-------- Exercise inputs --------

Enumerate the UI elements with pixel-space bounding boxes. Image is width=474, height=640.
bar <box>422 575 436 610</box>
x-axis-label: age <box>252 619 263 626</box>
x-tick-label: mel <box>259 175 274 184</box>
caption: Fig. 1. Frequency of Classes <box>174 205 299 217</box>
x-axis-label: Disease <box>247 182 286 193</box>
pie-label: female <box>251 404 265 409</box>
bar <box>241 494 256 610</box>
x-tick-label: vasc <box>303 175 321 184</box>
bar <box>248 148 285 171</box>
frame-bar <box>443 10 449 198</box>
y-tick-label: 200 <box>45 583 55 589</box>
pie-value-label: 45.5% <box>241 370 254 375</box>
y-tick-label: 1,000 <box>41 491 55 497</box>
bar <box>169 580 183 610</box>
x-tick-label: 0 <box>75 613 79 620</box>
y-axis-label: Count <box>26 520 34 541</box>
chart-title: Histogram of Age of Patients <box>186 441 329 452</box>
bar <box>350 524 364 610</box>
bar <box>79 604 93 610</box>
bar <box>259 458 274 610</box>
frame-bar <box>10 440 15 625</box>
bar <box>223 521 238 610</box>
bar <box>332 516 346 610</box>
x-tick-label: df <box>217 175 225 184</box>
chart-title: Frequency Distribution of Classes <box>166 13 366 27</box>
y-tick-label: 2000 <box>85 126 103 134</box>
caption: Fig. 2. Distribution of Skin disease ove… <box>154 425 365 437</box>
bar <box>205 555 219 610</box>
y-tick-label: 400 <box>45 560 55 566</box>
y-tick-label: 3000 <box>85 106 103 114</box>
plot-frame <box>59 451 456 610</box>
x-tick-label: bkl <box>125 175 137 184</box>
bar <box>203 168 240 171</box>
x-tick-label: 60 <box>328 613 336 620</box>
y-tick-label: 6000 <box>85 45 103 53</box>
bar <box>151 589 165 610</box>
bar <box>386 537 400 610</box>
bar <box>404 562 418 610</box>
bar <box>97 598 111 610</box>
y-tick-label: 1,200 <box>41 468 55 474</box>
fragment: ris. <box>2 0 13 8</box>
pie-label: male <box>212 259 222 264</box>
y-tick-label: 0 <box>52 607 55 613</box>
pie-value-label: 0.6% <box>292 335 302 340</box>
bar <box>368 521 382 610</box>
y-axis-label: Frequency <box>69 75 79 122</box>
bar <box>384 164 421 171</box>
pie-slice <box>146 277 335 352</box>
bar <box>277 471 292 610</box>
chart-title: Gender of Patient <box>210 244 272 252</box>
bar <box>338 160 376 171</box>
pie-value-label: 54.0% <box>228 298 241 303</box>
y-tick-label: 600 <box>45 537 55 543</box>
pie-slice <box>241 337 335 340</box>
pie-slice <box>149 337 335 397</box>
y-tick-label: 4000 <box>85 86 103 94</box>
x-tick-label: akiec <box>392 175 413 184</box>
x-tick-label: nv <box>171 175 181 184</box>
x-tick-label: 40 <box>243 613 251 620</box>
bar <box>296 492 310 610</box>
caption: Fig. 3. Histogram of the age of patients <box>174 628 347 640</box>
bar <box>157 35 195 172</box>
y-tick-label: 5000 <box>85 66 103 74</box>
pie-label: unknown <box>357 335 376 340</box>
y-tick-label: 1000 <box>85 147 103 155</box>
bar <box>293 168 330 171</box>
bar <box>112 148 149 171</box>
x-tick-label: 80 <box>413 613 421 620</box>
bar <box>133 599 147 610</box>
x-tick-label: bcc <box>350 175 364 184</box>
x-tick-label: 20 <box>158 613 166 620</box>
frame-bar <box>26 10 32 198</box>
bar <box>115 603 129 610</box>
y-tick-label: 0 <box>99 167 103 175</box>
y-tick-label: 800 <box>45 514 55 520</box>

--------

- Work order: Repeat the whole of the data above exactly as it appears.

- Response for this exercise:
Enumerate the UI elements with pixel-space bounding boxes. Image is width=474, height=640.
bar <box>422 575 436 610</box>
x-axis-label: age <box>252 619 263 626</box>
x-tick-label: mel <box>259 175 274 184</box>
caption: Fig. 1. Frequency of Classes <box>174 205 299 217</box>
x-axis-label: Disease <box>247 182 286 193</box>
pie-label: female <box>251 404 265 409</box>
bar <box>241 494 256 610</box>
x-tick-label: vasc <box>303 175 321 184</box>
bar <box>248 148 285 171</box>
frame-bar <box>443 10 449 198</box>
y-tick-label: 200 <box>45 583 55 589</box>
pie-value-label: 45.5% <box>241 370 254 375</box>
y-tick-label: 1,000 <box>41 491 55 497</box>
bar <box>169 580 183 610</box>
x-tick-label: 0 <box>75 613 79 620</box>
y-axis-label: Count <box>26 520 34 541</box>
chart-title: Histogram of Age of Patients <box>186 441 329 452</box>
bar <box>350 524 364 610</box>
bar <box>79 604 93 610</box>
bar <box>259 458 274 610</box>
frame-bar <box>10 440 15 625</box>
bar <box>223 521 238 610</box>
bar <box>332 516 346 610</box>
x-tick-label: df <box>217 175 225 184</box>
chart-title: Frequency Distribution of Classes <box>166 13 366 27</box>
y-tick-label: 2000 <box>85 126 103 134</box>
caption: Fig. 2. Distribution of Skin disease ove… <box>154 425 365 437</box>
bar <box>205 555 219 610</box>
y-tick-label: 400 <box>45 560 55 566</box>
y-tick-label: 3000 <box>85 106 103 114</box>
plot-frame <box>59 451 456 610</box>
x-tick-label: bkl <box>125 175 137 184</box>
bar <box>203 168 240 171</box>
x-tick-label: 60 <box>328 613 336 620</box>
y-tick-label: 6000 <box>85 45 103 53</box>
bar <box>151 589 165 610</box>
bar <box>386 537 400 610</box>
bar <box>404 562 418 610</box>
bar <box>97 598 111 610</box>
y-tick-label: 1,200 <box>41 468 55 474</box>
fragment: ris. <box>2 0 13 8</box>
pie-label: male <box>212 259 222 264</box>
y-tick-label: 0 <box>52 607 55 613</box>
pie-value-label: 0.6% <box>292 335 302 340</box>
bar <box>368 521 382 610</box>
y-axis-label: Frequency <box>69 75 79 122</box>
bar <box>384 164 421 171</box>
pie-slice <box>146 277 335 352</box>
bar <box>277 471 292 610</box>
chart-title: Gender of Patient <box>210 244 272 252</box>
bar <box>338 160 376 171</box>
pie-value-label: 54.0% <box>228 298 241 303</box>
y-tick-label: 600 <box>45 537 55 543</box>
pie-slice <box>241 337 335 340</box>
pie-slice <box>149 337 335 397</box>
y-tick-label: 4000 <box>85 86 103 94</box>
x-tick-label: akiec <box>392 175 413 184</box>
x-tick-label: nv <box>171 175 181 184</box>
x-tick-label: 40 <box>243 613 251 620</box>
bar <box>296 492 310 610</box>
caption: Fig. 3. Histogram of the age of patients <box>174 628 347 640</box>
bar <box>157 35 195 172</box>
y-tick-label: 5000 <box>85 66 103 74</box>
pie-label: unknown <box>357 335 376 340</box>
y-tick-label: 1000 <box>85 147 103 155</box>
bar <box>293 168 330 171</box>
bar <box>112 148 149 171</box>
x-tick-label: 80 <box>413 613 421 620</box>
bar <box>133 599 147 610</box>
x-tick-label: bcc <box>350 175 364 184</box>
x-tick-label: 20 <box>158 613 166 620</box>
frame-bar <box>26 10 32 198</box>
bar <box>115 603 129 610</box>
y-tick-label: 0 <box>99 167 103 175</box>
y-tick-label: 800 <box>45 514 55 520</box>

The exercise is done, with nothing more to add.